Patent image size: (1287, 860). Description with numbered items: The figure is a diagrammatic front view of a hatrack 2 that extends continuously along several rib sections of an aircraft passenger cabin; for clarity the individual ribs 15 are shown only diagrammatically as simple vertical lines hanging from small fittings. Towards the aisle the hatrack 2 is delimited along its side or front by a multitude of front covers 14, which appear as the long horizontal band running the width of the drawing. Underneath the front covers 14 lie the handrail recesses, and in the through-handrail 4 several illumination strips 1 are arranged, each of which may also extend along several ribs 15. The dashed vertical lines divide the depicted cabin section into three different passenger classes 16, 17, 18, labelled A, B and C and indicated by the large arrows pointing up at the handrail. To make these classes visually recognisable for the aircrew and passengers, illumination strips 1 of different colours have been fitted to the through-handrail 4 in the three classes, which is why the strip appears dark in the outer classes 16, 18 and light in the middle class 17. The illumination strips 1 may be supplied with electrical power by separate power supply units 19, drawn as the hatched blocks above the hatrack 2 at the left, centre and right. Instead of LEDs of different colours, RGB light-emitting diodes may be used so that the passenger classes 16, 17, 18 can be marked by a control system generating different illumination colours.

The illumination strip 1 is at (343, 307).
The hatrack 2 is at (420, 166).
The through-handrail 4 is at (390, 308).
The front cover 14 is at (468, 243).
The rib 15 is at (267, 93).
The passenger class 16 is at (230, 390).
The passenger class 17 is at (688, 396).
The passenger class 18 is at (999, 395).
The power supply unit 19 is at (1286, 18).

☆ ☆ ☆ ☆ ☆

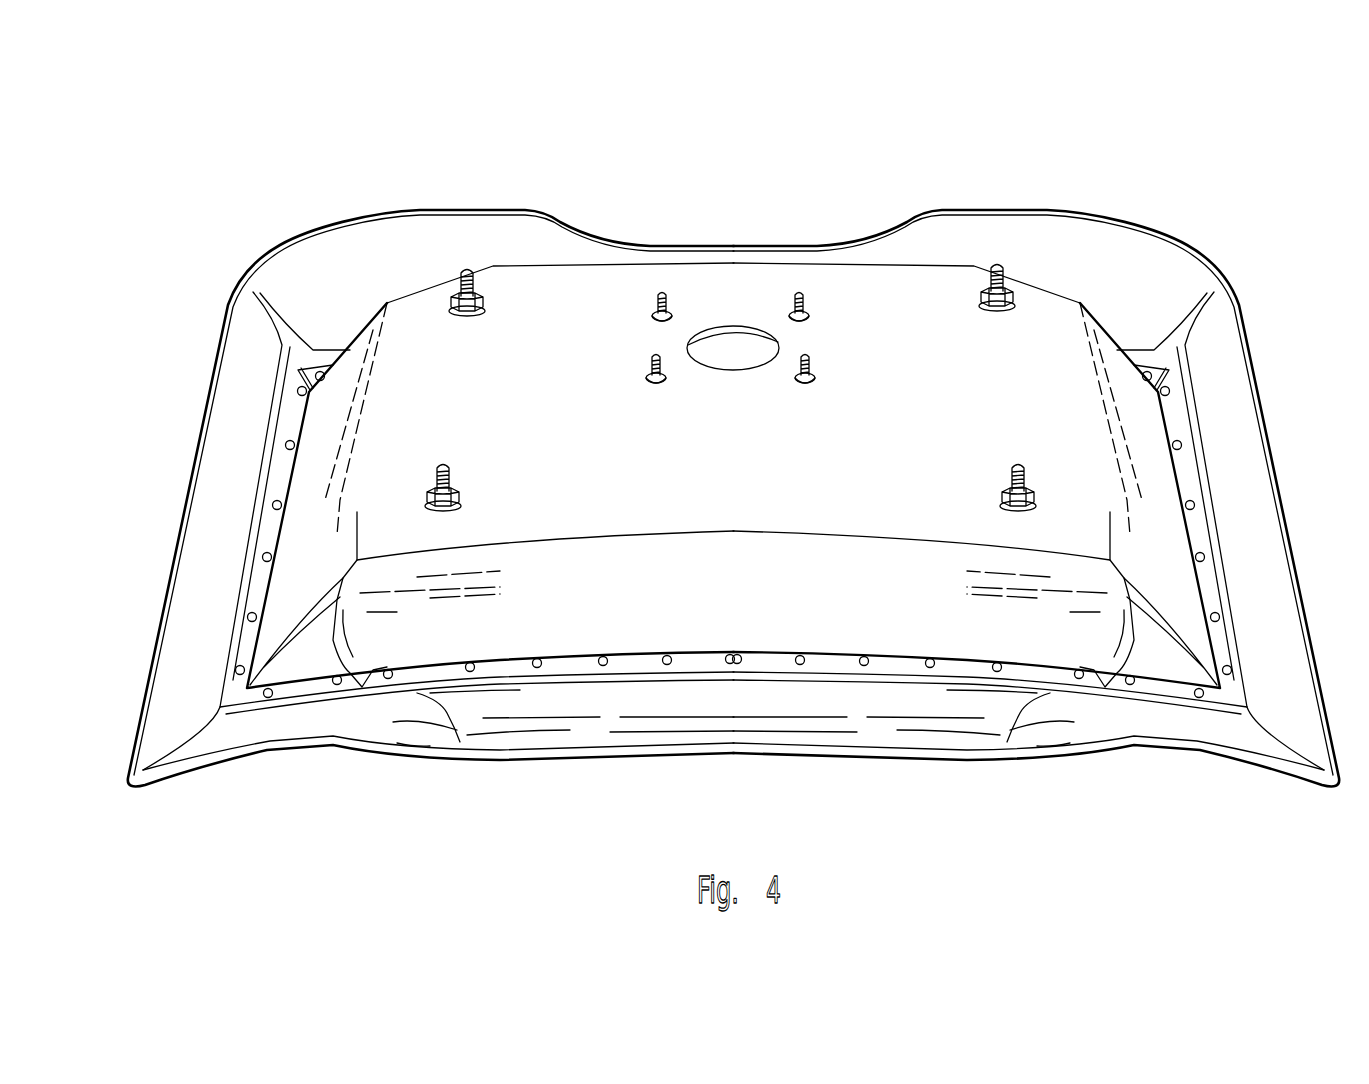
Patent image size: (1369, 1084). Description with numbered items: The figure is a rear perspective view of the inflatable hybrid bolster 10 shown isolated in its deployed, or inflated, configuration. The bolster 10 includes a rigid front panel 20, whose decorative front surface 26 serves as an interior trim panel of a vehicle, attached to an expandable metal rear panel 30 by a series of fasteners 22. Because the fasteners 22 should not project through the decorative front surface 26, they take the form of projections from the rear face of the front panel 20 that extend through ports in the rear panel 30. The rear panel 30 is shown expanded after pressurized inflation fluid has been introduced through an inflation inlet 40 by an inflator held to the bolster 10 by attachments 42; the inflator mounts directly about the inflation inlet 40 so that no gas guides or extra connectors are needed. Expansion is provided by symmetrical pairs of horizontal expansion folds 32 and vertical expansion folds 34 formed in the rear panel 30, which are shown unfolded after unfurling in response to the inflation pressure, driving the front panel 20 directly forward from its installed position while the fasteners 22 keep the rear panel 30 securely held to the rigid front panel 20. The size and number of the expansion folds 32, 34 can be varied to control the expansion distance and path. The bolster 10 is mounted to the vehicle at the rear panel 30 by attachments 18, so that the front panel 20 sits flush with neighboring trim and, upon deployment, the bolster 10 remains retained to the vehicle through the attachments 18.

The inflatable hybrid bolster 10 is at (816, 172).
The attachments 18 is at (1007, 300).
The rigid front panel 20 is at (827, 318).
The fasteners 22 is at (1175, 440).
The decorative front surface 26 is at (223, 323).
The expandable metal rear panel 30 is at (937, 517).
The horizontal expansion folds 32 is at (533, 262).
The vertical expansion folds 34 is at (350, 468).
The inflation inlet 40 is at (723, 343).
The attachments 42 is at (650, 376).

☆ ☆ ☆ ☆ ☆

Edit the records from the line containing "Patent image size: (1287, 860)." down to the line containing "The illumination strip 1 is at (343, 307)." so that "passenger cabin" becomes "passenger compartment", and give those lines back with nothing else changed.

— Exercise output —
Patent image size: (1287, 860). Description with numbered items: The figure is a diagrammatic front view of a hatrack 2 that extends continuously along several rib sections of an aircraft passenger compartment; for clarity the individual ribs 15 are shown only diagrammatically as simple vertical lines hanging from small fittings. Towards the aisle the hatrack 2 is delimited along its side or front by a multitude of front covers 14, which appear as the long horizontal band running the width of the drawing. Underneath the front covers 14 lie the handrail recesses, and in the through-handrail 4 several illumination strips 1 are arranged, each of which may also extend along several ribs 15. The dashed vertical lines divide the depicted cabin section into three different passenger classes 16, 17, 18, labelled A, B and C and indicated by the large arrows pointing up at the handrail. To make these classes visually recognisable for the aircrew and passengers, illumination strips 1 of different colours have been fitted to the through-handrail 4 in the three classes, which is why the strip appears dark in the outer classes 16, 18 and light in the middle class 17. The illumination strips 1 may be supplied with electrical power by separate power supply units 19, drawn as the hatched blocks above the hatrack 2 at the left, centre and right. Instead of LEDs of different colours, RGB light-emitting diodes may be used so that the passenger classes 16, 17, 18 can be marked by a control system generating different illumination colours.

The illumination strip 1 is at (343, 307).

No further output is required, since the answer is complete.